> [STATED EXERCISE]: Gather every line of the entries that includes the word "Arbeitsbereiche".

Dataset items:

====================

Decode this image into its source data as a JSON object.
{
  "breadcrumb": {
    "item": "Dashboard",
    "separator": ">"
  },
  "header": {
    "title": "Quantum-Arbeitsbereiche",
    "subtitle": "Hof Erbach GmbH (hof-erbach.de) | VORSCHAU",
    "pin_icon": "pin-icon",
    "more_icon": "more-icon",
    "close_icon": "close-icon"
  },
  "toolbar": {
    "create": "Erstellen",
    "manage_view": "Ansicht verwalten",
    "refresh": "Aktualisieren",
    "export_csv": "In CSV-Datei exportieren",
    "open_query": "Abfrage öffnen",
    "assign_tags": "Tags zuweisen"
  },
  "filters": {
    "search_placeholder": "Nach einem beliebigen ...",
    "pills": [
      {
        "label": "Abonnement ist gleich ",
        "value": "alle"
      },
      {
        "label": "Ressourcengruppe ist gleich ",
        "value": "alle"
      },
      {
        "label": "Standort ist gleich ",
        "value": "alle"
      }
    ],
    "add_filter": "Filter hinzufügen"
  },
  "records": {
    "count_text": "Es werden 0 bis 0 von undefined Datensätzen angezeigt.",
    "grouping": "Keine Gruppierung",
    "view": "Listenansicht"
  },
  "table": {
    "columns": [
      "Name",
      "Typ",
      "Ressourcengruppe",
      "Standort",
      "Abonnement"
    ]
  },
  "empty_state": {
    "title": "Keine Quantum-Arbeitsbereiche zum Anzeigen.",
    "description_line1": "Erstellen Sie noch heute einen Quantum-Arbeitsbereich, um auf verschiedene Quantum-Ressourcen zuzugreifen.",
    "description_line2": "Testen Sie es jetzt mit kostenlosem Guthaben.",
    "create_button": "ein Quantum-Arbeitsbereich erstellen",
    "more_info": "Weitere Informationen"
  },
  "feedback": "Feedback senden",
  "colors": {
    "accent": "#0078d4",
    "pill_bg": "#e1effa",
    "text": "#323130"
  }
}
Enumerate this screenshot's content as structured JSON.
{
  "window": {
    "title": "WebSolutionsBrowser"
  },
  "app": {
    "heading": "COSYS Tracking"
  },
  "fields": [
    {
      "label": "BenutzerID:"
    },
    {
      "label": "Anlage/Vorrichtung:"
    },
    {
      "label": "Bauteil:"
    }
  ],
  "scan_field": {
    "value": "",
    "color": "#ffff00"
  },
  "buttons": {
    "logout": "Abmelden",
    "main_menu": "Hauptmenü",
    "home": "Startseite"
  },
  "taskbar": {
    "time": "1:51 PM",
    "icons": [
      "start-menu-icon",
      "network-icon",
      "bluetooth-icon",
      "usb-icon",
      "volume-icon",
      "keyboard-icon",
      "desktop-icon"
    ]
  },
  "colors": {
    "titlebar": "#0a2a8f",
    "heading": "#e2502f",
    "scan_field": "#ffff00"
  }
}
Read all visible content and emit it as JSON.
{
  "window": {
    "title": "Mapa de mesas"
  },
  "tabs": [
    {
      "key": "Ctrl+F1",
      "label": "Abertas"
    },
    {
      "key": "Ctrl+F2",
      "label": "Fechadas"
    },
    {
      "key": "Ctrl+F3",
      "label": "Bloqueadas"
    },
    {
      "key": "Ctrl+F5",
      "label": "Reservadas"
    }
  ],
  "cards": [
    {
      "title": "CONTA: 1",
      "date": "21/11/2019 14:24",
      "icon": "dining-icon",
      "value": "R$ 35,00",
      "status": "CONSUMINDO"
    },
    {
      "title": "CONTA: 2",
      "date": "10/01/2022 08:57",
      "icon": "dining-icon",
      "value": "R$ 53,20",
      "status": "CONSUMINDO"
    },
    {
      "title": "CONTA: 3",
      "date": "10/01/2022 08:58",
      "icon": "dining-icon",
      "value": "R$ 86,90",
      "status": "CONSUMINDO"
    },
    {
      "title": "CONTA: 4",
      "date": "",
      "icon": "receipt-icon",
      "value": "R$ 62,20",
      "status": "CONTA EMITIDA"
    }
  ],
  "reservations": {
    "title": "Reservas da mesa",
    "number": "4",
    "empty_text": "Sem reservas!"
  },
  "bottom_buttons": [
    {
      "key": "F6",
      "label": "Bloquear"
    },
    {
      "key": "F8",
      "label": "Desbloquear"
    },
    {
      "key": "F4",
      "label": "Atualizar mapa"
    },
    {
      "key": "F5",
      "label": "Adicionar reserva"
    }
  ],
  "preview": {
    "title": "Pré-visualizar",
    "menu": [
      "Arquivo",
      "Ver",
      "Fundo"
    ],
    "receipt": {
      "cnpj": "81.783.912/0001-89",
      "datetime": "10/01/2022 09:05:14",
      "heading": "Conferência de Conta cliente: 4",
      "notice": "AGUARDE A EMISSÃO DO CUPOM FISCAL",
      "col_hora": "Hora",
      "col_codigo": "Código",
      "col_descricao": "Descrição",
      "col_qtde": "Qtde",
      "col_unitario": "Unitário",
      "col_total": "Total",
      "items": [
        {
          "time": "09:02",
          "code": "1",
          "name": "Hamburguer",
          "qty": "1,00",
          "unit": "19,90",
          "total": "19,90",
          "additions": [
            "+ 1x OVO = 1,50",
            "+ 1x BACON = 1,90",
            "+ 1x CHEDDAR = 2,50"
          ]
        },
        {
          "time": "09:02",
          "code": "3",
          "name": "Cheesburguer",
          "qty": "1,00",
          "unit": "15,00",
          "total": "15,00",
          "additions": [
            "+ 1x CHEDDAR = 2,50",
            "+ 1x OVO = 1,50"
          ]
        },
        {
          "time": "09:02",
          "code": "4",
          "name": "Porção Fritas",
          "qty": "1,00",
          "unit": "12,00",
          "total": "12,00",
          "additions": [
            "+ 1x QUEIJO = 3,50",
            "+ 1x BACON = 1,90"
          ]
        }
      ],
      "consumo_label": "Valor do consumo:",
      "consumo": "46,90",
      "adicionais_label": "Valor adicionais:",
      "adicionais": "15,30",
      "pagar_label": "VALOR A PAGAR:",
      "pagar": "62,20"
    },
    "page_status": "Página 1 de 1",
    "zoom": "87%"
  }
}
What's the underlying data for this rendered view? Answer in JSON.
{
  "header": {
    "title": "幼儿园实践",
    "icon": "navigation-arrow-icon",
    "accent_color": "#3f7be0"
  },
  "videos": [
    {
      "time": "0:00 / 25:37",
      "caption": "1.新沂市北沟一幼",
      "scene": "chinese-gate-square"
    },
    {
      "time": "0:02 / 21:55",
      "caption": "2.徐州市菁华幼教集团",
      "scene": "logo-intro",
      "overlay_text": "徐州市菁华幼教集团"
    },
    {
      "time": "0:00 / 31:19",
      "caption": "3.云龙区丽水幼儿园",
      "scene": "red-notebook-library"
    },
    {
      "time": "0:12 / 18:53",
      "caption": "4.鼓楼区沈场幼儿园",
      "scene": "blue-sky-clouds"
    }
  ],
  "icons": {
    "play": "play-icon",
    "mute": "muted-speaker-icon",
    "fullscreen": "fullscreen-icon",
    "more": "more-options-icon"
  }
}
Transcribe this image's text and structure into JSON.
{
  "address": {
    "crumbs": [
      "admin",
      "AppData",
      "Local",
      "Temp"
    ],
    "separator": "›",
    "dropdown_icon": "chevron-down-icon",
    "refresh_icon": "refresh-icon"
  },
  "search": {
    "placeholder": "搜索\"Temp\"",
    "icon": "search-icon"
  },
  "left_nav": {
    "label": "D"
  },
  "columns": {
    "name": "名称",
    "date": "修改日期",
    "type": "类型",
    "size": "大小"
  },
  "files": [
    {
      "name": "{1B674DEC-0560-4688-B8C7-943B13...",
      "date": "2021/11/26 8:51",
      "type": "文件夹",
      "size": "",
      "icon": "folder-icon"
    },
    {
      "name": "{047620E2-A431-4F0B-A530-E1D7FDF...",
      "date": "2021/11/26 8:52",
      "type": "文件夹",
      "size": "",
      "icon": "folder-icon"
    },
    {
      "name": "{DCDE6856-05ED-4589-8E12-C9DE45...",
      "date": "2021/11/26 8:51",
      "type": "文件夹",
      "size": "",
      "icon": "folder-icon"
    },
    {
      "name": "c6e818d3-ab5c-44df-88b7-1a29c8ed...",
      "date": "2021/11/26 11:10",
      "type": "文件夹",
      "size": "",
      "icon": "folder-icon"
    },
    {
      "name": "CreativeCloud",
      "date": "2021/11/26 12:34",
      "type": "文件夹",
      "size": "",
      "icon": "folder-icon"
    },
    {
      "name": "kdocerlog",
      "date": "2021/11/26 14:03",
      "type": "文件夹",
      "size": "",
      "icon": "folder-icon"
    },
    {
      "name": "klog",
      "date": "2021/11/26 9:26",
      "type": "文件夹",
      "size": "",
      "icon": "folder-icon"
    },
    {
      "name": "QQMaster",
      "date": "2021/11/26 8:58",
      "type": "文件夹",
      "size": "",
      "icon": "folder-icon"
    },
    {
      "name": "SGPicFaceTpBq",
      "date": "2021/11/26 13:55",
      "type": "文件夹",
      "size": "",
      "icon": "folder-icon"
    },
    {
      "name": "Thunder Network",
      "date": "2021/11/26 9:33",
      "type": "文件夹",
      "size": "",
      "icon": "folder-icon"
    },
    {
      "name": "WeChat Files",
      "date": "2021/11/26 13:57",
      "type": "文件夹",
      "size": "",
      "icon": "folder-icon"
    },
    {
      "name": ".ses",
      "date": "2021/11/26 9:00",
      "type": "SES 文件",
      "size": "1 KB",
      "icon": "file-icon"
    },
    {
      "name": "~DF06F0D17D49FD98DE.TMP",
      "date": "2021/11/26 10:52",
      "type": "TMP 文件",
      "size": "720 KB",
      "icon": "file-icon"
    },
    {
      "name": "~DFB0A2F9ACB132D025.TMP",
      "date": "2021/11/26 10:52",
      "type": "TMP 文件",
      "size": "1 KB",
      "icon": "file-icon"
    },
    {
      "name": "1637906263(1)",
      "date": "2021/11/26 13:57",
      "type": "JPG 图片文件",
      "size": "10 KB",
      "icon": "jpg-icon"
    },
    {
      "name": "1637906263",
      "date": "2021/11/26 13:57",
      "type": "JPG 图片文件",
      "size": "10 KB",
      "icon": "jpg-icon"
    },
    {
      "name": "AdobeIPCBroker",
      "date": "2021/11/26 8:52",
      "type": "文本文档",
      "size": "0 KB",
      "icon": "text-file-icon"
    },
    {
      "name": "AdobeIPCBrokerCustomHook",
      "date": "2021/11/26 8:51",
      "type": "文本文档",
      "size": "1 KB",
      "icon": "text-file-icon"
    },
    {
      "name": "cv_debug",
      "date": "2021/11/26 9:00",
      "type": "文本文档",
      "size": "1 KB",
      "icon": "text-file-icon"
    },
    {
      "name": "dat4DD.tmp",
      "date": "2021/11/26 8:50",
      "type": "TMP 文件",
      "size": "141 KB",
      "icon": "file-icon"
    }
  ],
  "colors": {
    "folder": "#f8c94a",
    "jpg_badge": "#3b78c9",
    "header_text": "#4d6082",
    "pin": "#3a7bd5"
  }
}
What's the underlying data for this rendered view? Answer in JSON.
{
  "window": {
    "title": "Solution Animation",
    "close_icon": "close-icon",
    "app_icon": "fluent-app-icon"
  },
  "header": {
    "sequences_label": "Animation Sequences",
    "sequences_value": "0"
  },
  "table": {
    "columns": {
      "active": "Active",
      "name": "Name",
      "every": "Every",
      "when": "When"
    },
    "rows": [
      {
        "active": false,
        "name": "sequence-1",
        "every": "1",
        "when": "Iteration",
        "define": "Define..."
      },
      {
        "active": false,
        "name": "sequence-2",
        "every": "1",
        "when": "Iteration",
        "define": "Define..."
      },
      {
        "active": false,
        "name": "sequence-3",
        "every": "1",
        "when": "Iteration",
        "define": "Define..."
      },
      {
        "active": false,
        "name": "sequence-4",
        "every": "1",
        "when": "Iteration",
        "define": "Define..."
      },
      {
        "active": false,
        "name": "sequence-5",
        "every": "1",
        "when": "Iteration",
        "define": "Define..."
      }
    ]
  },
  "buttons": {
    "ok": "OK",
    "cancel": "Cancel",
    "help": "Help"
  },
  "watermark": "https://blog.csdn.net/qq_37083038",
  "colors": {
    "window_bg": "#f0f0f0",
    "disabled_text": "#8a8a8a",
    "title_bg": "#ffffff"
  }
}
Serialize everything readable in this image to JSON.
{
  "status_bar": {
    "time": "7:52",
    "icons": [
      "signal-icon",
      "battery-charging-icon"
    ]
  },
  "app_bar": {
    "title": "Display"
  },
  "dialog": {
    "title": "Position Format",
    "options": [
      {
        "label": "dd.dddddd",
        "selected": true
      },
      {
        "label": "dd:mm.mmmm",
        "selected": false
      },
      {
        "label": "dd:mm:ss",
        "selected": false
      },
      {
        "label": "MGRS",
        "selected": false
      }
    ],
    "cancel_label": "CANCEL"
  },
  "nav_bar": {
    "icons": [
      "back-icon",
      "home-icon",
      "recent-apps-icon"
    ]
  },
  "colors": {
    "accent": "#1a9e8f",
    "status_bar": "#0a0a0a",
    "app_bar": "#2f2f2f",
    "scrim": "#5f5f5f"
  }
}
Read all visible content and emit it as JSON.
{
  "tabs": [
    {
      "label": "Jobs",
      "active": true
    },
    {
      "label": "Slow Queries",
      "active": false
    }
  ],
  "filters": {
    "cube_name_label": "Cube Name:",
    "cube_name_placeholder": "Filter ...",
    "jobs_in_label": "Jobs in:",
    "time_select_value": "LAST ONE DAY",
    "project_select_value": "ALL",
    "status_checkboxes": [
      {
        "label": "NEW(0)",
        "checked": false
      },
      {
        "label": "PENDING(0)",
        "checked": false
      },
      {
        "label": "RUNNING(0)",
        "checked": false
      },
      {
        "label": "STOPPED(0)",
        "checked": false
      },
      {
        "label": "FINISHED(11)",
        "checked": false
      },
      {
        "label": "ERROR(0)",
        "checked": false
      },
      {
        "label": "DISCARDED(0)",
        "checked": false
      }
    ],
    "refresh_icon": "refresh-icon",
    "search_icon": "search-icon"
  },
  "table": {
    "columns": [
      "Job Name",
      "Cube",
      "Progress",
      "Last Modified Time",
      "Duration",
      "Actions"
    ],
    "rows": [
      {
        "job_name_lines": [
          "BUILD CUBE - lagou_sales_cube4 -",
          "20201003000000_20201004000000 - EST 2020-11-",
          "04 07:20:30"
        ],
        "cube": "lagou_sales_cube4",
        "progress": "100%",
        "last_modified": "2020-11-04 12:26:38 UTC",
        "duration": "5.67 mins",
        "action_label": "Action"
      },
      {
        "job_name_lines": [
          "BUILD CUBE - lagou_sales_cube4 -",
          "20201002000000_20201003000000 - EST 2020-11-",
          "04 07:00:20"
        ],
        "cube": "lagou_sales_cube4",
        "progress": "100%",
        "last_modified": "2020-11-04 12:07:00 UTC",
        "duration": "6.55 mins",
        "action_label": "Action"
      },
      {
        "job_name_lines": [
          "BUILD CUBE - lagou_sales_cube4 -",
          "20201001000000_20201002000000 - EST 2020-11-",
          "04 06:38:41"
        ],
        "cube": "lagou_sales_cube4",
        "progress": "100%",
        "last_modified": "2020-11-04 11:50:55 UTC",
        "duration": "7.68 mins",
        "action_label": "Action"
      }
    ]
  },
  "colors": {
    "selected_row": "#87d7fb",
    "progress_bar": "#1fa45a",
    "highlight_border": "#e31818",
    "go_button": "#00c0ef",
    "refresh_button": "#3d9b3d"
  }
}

====================

> [THE OUTPUT]:
    "title": "Quantum-Arbeitsbereiche",
    "title": "Keine Quantum-Arbeitsbereiche zum Anzeigen.",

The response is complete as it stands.